Reproduisez fidèlement un passage du texte de l'arrêt, en commençant aux mots « Bénin | Bénin, Cour » et en vous arrêtant après « de la coutume. ».

- Texte de l'arrêt:

'''

Bénin | Bénin, Cour suprême, Chambre judiciaire, 24 novembre 1995, 10


Civil Traditionnel
Prêt de terre de longue durée - Possession paisible et prolongée - Prescription acquisitive - Partage du fonds entre le prêteur et l'emprunteur.

Pour admettre la prescription acquisitive en matière immobilière, point n'est besoin de mentionner la règle coutumière applicable dès lors que les juges ont motivé leur décision par des éléments de fait étrangers à toute application de la coutume.

N° 10
Veuve ODOULAMI Jeanne née ADEYEMI et autres C/ ATTA Léon
N° 06/CJ-CT 24 novembre 1995
La Cour,
Vu la déclaration enregistrée le 10

décembre 1979 au Greffe de la Cour d'Appel de Cotonou par laquelle Veuve ODOULAMI Jeanne née A...

'''

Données

'''

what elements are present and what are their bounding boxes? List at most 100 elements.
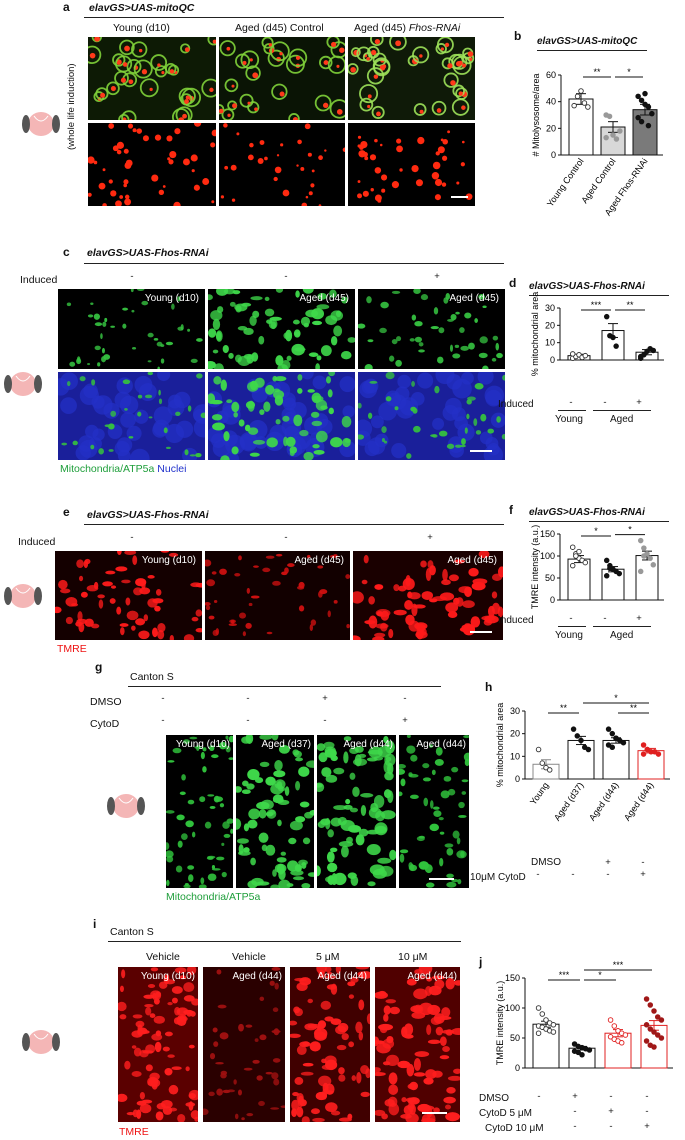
data-point — [607, 1034, 614, 1040]
micrograph-c-young-green: Young (d10) — [58, 289, 205, 369]
data-point — [574, 93, 581, 100]
micrograph-i-aged-vehicle: Aged (d44) — [203, 967, 285, 1122]
y-tick-label: 0 — [550, 595, 555, 605]
y-tick-label: 50 — [545, 573, 555, 583]
micrograph-c-aged-induced-merge — [358, 372, 505, 460]
y-tick-label: 0 — [551, 150, 556, 160]
panel-j-cytod5-label: CytoD 5 μM — [479, 1108, 532, 1119]
significance-label: *** — [559, 970, 570, 980]
panel-f-induced-3: + — [636, 613, 642, 624]
panel-g-cytod-4: + — [402, 715, 408, 726]
panel-f-label: f — [509, 503, 513, 517]
panel-a-side-label: (whole life induction) — [66, 63, 77, 150]
y-tick-label: 50 — [510, 1033, 520, 1043]
data-point — [607, 565, 613, 572]
scale-bar — [470, 631, 492, 633]
image-label: Young (d10) — [140, 971, 195, 982]
y-tick-label: 0 — [515, 774, 520, 784]
data-point — [550, 1029, 557, 1035]
panel-j-dmso-1: - — [537, 1091, 541, 1102]
y-tick-label: 100 — [505, 1003, 520, 1013]
data-point — [535, 746, 542, 753]
panel-i-treat-1: Vehicle — [146, 951, 180, 963]
panel-j-cytod5-2: - — [573, 1106, 577, 1117]
panel-e-legend: TMRE — [57, 643, 87, 655]
rings — [88, 37, 216, 120]
data-point — [645, 122, 652, 129]
data-point — [576, 548, 582, 555]
data-point — [622, 1032, 629, 1038]
panel-f-induced-1: - — [569, 613, 573, 624]
image-label: Aged (d45) — [299, 293, 349, 304]
y-axis-label: % mitochondrial area — [495, 703, 505, 788]
bar — [567, 739, 595, 780]
micrograph-i-aged-10um: Aged (d44) — [375, 967, 460, 1122]
blobs — [236, 735, 314, 888]
image-label: Aged (d45) — [447, 555, 497, 566]
panel-d-group-young: Young — [555, 414, 583, 425]
panel-j-dmso-4: - — [645, 1091, 649, 1102]
image-label: Aged (d45) — [294, 555, 344, 566]
micrograph-a-young-merge — [88, 37, 216, 120]
micrograph-g-aged-d37: Aged (d37) — [236, 735, 314, 888]
panel-j-cytod5-3: + — [608, 1106, 614, 1117]
x-tick-label: Aged (d37) — [552, 780, 586, 822]
data-point — [603, 313, 610, 320]
x-tick-label: Aged (d44) — [587, 780, 621, 822]
group-rule — [558, 626, 586, 627]
panel-c-induced-3: + — [434, 271, 440, 282]
data-point — [550, 1022, 557, 1028]
panel-g-legend: Mitochondria/ATP5a — [166, 891, 261, 903]
panel-c-induced-label: Induced — [20, 274, 58, 286]
data-point — [603, 134, 609, 141]
data-point — [571, 1041, 578, 1047]
micrograph-a-aged-control-merge — [219, 37, 345, 120]
panel-g-cytod-2: - — [246, 715, 250, 726]
data-point — [575, 1049, 582, 1056]
x-tick-label: Young — [528, 780, 551, 806]
panel-j-label: j — [479, 955, 483, 969]
panel-c-legend: Mitochondria/ATP5a Nuclei — [60, 463, 187, 475]
panel-i-rule — [108, 941, 461, 942]
y-tick-label: 30 — [545, 303, 555, 313]
panel-j-dmso-3: - — [609, 1091, 613, 1102]
micrograph-a-aged-fhos-merge — [348, 37, 475, 120]
panel-f-induced-label: Induced — [498, 615, 534, 626]
panel-h-dmso-3: + — [605, 857, 611, 868]
data-point — [640, 751, 647, 757]
panel-h-dmso-2: - — [571, 869, 575, 880]
data-point — [635, 114, 641, 121]
panel-g-dmso-label: DMSO — [90, 696, 122, 708]
rings — [348, 37, 475, 119]
data-point — [585, 746, 592, 753]
panel-b-rule — [537, 50, 647, 51]
data-point — [535, 1005, 542, 1011]
panel-e-induced-2: - — [284, 532, 288, 543]
panel-f-genotype: elavGS>UAS-Fhos-RNAi — [529, 507, 645, 518]
data-point — [643, 996, 650, 1002]
data-point — [585, 104, 591, 110]
data-point — [635, 93, 641, 100]
data-point — [603, 557, 610, 564]
data-point — [658, 1035, 665, 1041]
micrograph-a-aged-fhos-red — [348, 123, 475, 206]
data-point — [574, 733, 581, 739]
panel-g-dmso-1: - — [161, 693, 165, 704]
y-tick-label: 60 — [546, 70, 556, 80]
panel-e-label: e — [63, 505, 70, 519]
blobs — [205, 553, 350, 637]
nuclei — [208, 372, 355, 460]
panel-i-label: i — [93, 917, 97, 931]
data-point — [579, 1052, 585, 1058]
bar — [635, 555, 659, 601]
data-point — [651, 1008, 657, 1014]
data-point — [620, 739, 627, 746]
blobs — [375, 967, 460, 1122]
micrograph-g-young: Young (d10) — [166, 735, 233, 888]
data-point — [638, 118, 645, 125]
panel-d-group-aged: Aged — [610, 414, 634, 425]
micrograph-a-young-red — [88, 123, 216, 206]
y-tick-label: 20 — [510, 729, 520, 739]
y-axis-label: TMRE intensity (a.u.) — [495, 981, 505, 1066]
panel-i-strain: Canton S — [110, 926, 154, 938]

'''

- Réponse rédigée:
Bénin | Bénin, Cour suprême, Chambre judiciaire, 24 novembre 1995, 10


Civil Traditionnel
Prêt de terre de longue durée - Possession paisible et prolongée - Prescription acquisitive - Partage du fonds entre le prêteur et l'emprunteur.

Pour admettre la prescription acquisitive en matière immobilière, point n'est besoin de mentionner la règle coutumière applicable dès lors que les juges ont motivé leur décision par des éléments de fait étrangers à toute application de la coutume.